**LISTED ENTRIES**
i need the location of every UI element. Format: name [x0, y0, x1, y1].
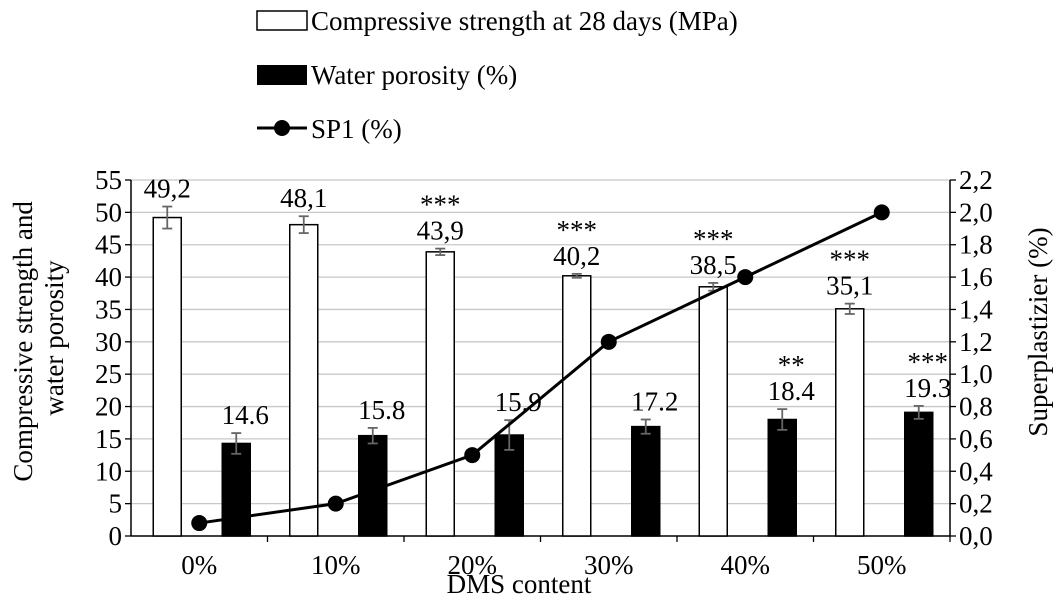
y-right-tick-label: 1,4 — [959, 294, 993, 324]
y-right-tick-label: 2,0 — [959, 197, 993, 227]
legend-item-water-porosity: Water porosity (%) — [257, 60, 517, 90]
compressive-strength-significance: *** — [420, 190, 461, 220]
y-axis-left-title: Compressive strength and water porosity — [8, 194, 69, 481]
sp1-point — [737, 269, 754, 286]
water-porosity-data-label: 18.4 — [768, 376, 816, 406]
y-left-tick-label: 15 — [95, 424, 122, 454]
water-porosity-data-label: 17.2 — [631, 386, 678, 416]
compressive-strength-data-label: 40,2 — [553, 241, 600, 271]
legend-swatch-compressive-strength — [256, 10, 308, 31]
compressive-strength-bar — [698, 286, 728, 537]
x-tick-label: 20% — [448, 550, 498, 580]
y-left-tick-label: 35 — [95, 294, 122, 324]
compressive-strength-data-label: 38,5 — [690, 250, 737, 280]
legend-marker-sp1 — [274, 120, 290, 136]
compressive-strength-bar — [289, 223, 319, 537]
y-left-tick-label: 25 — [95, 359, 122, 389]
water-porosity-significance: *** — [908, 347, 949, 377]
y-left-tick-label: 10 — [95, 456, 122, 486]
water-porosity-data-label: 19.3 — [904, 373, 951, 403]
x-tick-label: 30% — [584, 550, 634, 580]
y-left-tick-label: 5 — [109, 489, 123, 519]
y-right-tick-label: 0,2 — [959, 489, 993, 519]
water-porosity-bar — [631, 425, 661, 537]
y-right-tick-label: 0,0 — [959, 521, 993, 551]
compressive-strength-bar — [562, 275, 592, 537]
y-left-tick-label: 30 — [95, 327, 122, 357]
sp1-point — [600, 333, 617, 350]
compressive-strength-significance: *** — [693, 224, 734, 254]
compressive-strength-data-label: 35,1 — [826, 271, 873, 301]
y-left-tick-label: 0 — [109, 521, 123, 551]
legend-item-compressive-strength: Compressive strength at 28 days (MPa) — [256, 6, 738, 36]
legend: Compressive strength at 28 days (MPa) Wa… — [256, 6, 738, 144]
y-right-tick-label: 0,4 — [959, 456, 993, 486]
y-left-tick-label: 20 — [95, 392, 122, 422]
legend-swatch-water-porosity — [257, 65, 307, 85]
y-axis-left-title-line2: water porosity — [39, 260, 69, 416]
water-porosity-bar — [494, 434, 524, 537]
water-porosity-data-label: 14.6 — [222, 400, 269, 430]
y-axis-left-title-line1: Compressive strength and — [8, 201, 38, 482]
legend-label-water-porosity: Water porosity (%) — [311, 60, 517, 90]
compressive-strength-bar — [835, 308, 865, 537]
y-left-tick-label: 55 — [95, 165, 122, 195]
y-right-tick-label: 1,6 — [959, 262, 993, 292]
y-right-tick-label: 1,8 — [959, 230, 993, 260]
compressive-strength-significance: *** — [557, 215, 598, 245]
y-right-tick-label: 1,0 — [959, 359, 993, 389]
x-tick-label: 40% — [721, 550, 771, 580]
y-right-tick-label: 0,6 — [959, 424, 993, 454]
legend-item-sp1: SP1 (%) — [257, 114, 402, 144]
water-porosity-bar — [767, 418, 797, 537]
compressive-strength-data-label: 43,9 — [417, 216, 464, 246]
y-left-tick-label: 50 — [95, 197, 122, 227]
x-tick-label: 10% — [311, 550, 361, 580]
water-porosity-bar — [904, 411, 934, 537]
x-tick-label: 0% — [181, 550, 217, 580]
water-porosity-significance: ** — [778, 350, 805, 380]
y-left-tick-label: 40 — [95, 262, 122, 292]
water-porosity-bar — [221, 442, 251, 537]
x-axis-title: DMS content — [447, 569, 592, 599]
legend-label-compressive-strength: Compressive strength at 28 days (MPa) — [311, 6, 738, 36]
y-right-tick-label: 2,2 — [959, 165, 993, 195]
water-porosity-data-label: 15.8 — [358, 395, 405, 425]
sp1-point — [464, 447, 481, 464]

**REQUIRED TASK**
Duplicate every line of the records above verbatim, leaving out the picture.

**TASK OUTPUT**
i need the location of every UI element. Format: name [x0, y0, x1, y1].
y-right-tick-label: 1,4 — [959, 294, 993, 324]
y-right-tick-label: 2,0 — [959, 197, 993, 227]
legend-item-water-porosity: Water porosity (%) — [257, 60, 517, 90]
compressive-strength-significance: *** — [420, 190, 461, 220]
y-axis-left-title: Compressive strength and water porosity — [8, 194, 69, 481]
sp1-point — [737, 269, 754, 286]
water-porosity-data-label: 18.4 — [768, 376, 816, 406]
y-left-tick-label: 15 — [95, 424, 122, 454]
water-porosity-data-label: 17.2 — [631, 386, 678, 416]
compressive-strength-data-label: 40,2 — [553, 241, 600, 271]
legend-swatch-compressive-strength — [256, 10, 308, 31]
compressive-strength-bar — [698, 286, 728, 537]
x-tick-label: 20% — [448, 550, 498, 580]
y-left-tick-label: 35 — [95, 294, 122, 324]
compressive-strength-data-label: 38,5 — [690, 250, 737, 280]
legend-marker-sp1 — [274, 120, 290, 136]
compressive-strength-bar — [289, 223, 319, 537]
y-left-tick-label: 25 — [95, 359, 122, 389]
water-porosity-significance: *** — [908, 347, 949, 377]
y-left-tick-label: 10 — [95, 456, 122, 486]
water-porosity-data-label: 19.3 — [904, 373, 951, 403]
x-tick-label: 30% — [584, 550, 634, 580]
y-left-tick-label: 5 — [109, 489, 123, 519]
y-right-tick-label: 0,2 — [959, 489, 993, 519]
water-porosity-bar — [631, 425, 661, 537]
y-right-tick-label: 0,0 — [959, 521, 993, 551]
compressive-strength-bar — [562, 275, 592, 537]
y-left-tick-label: 30 — [95, 327, 122, 357]
sp1-point — [600, 333, 617, 350]
compressive-strength-significance: *** — [693, 224, 734, 254]
compressive-strength-data-label: 35,1 — [826, 271, 873, 301]
y-left-tick-label: 0 — [109, 521, 123, 551]
legend-item-compressive-strength: Compressive strength at 28 days (MPa) — [256, 6, 738, 36]
legend: Compressive strength at 28 days (MPa) Wa… — [256, 6, 738, 144]
y-right-tick-label: 0,4 — [959, 456, 993, 486]
y-left-tick-label: 20 — [95, 392, 122, 422]
legend-swatch-water-porosity — [257, 65, 307, 85]
y-axis-left-title-line2: water porosity — [39, 260, 69, 416]
water-porosity-bar — [494, 434, 524, 537]
water-porosity-data-label: 14.6 — [222, 400, 269, 430]
y-axis-left-title-line1: Compressive strength and — [8, 201, 38, 482]
legend-label-water-porosity: Water porosity (%) — [311, 60, 517, 90]
compressive-strength-bar — [835, 308, 865, 537]
y-left-tick-label: 55 — [95, 165, 122, 195]
y-right-tick-label: 1,6 — [959, 262, 993, 292]
y-right-tick-label: 1,8 — [959, 230, 993, 260]
compressive-strength-significance: *** — [557, 215, 598, 245]
y-right-tick-label: 1,0 — [959, 359, 993, 389]
x-tick-label: 40% — [721, 550, 771, 580]
y-right-tick-label: 0,6 — [959, 424, 993, 454]
legend-item-sp1: SP1 (%) — [257, 114, 402, 144]
water-porosity-bar — [767, 418, 797, 537]
compressive-strength-data-label: 43,9 — [417, 216, 464, 246]
y-left-tick-label: 50 — [95, 197, 122, 227]
x-tick-label: 10% — [311, 550, 361, 580]
water-porosity-bar — [904, 411, 934, 537]
x-tick-label: 0% — [181, 550, 217, 580]
water-porosity-significance: ** — [778, 350, 805, 380]
y-left-tick-label: 40 — [95, 262, 122, 292]
water-porosity-bar — [221, 442, 251, 537]
x-axis-title: DMS content — [447, 569, 592, 599]
legend-label-compressive-strength: Compressive strength at 28 days (MPa) — [311, 6, 738, 36]
y-right-tick-label: 2,2 — [959, 165, 993, 195]
water-porosity-data-label: 15.8 — [358, 395, 405, 425]
sp1-point — [464, 447, 481, 464]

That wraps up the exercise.